Requirement → Transcribe all the records exactly and omit any images they hold.
________________
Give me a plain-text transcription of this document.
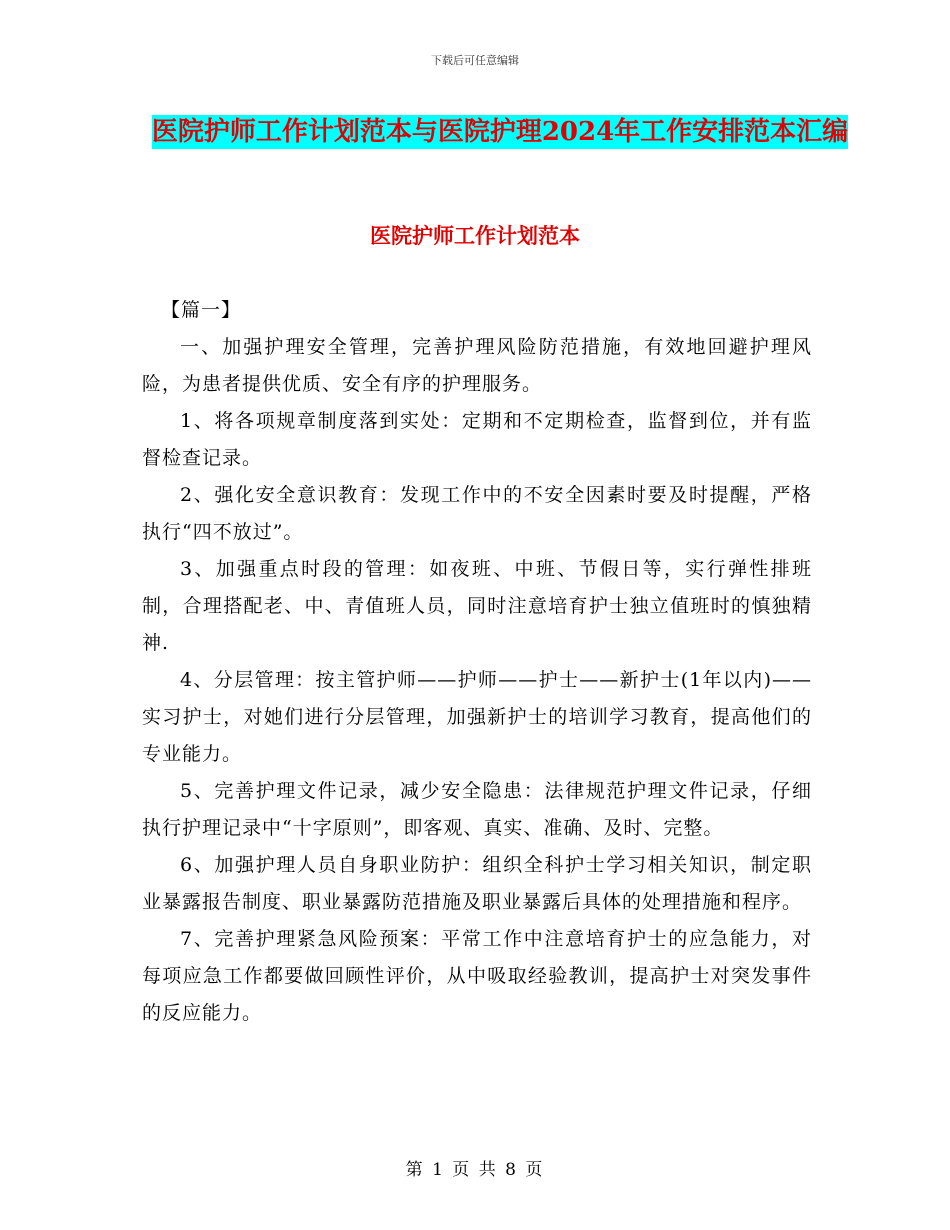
下载后可任意编辑
医院护师工作计划范本与医院护理2024年工作安排范本汇编
医院护师工作计划范本

【篇一】

一、加强护理安全管理，完善护理风险防范措施，有效地回避护理风险，为患者提供优质、安全有序的护理服务。

1、将各项规章制度落到实处：定期和不定期检查，监督到位，并有监督检查记录。

2、强化安全意识教育：发现工作中的不安全因素时要及时提醒，严格执行“四不放过”。

3、加强重点时段的管理：如夜班、中班、节假日等，实行弹性排班制，合理搭配老、中、青值班人员，同时注意培育护士独立值班时的慎独精神.

4、分层管理：按主管护师——护师——护士——新护士(1年以内)——实习护士，对她们进行分层管理，加强新护士的培训学习教育，提高他们的专业能力。

5、完善护理文件记录，减少安全隐患：法律规范护理文件记录，仔细执行护理记录中“十字原则”，即客观、真实、准确、及时、完整。

6、加强护理人员自身职业防护：组织全科护士学习相关知识，制定职业暴露报告制度、职业暴露防范措施及职业暴露后具体的处理措施和程序。

7、完善护理紧急风险预案：平常工作中注意培育护士的应急能力，对每项应急工作都要做回顾性评价，从中吸取经验教训，提高护士对突发事件的反应能力。

第 1 页 共 8 页
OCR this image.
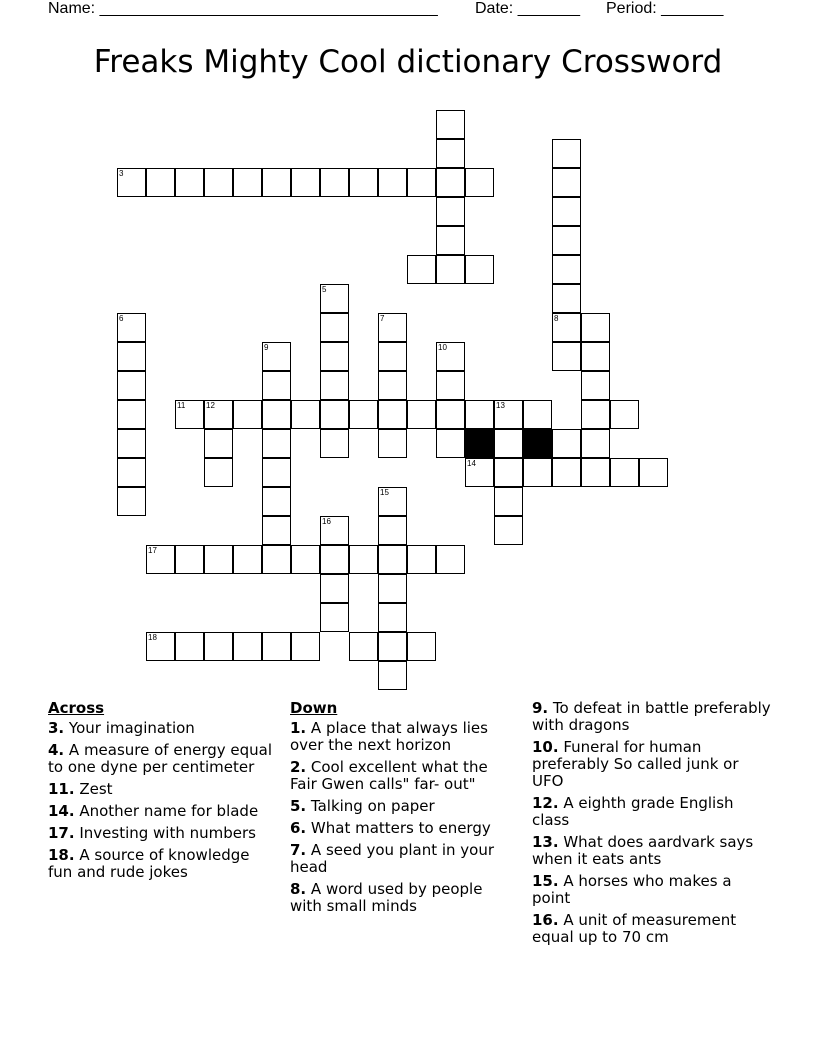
Name: ______________________________________ Date: _______ Period: _______
Freaks Mighty Cool dictionary Crossword
8
3
5
6	7
9	10
11	12	13
14
15
16
17
18
Across
3. Your imagination
4. A measure of energy equal to one dyne per centimeter
11. Zest
14. Another name for blade
17. Investing with numbers
18. A source of knowledge fun and rude jokes
Down
1. A place that always lies over the next horizon
2. Cool excellent what the Fair Gwen calls" far- out"
5. Talking on paper
6. What matters to energy
7. A seed you plant in your head
8. A word used by people with small minds
9. To defeat in battle preferably with dragons
10. Funeral for human preferably So called junk or UFO
12. A eighth grade English class
13. What does aardvark says when it eats ants
15. A horses who makes a point
16. A unit of measurement equal up to 70 cm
________________
Output of the task →
Give me a plain-text transcription of this document.
下载后可任意编辑
医院护师工作计划范本与医院护理2024年工作安排范本汇编
医院护师工作计划范本

【篇一】

一、加强护理安全管理，完善护理风险防范措施，有效地回避护理风险，为患者提供优质、安全有序的护理服务。

1、将各项规章制度落到实处：定期和不定期检查，监督到位，并有监督检查记录。

2、强化安全意识教育：发现工作中的不安全因素时要及时提醒，严格执行“四不放过”。

3、加强重点时段的管理：如夜班、中班、节假日等，实行弹性排班制，合理搭配老、中、青值班人员，同时注意培育护士独立值班时的慎独精神.

4、分层管理：按主管护师——护师——护士——新护士(1年以内)——实习护士，对她们进行分层管理，加强新护士的培训学习教育，提高他们的专业能力。

5、完善护理文件记录，减少安全隐患：法律规范护理文件记录，仔细执行护理记录中“十字原则”，即客观、真实、准确、及时、完整。

6、加强护理人员自身职业防护：组织全科护士学习相关知识，制定职业暴露报告制度、职业暴露防范措施及职业暴露后具体的处理措施和程序。

7、完善护理紧急风险预案：平常工作中注意培育护士的应急能力，对每项应急工作都要做回顾性评价，从中吸取经验教训，提高护士对突发事件的反应能力。

第 1 页 共 8 页
OCR this image.
Name: ______________________________________ Date: _______ Period: _______
Freaks Mighty Cool dictionary Crossword
8
3
5
6	7
9	10
11	12	13
14
15
16
17
18
Across
3. Your imagination
4. A measure of energy equal to one dyne per centimeter
11. Zest
14. Another name for blade
17. Investing with numbers
18. A source of knowledge fun and rude jokes
Down
1. A place that always lies over the next horizon
2. Cool excellent what the Fair Gwen calls" far- out"
5. Talking on paper
6. What matters to energy
7. A seed you plant in your head
8. A word used by people with small minds
9. To defeat in battle preferably with dragons
10. Funeral for human preferably So called junk or UFO
12. A eighth grade English class
13. What does aardvark says when it eats ants
15. A horses who makes a point
16. A unit of measurement equal up to 70 cm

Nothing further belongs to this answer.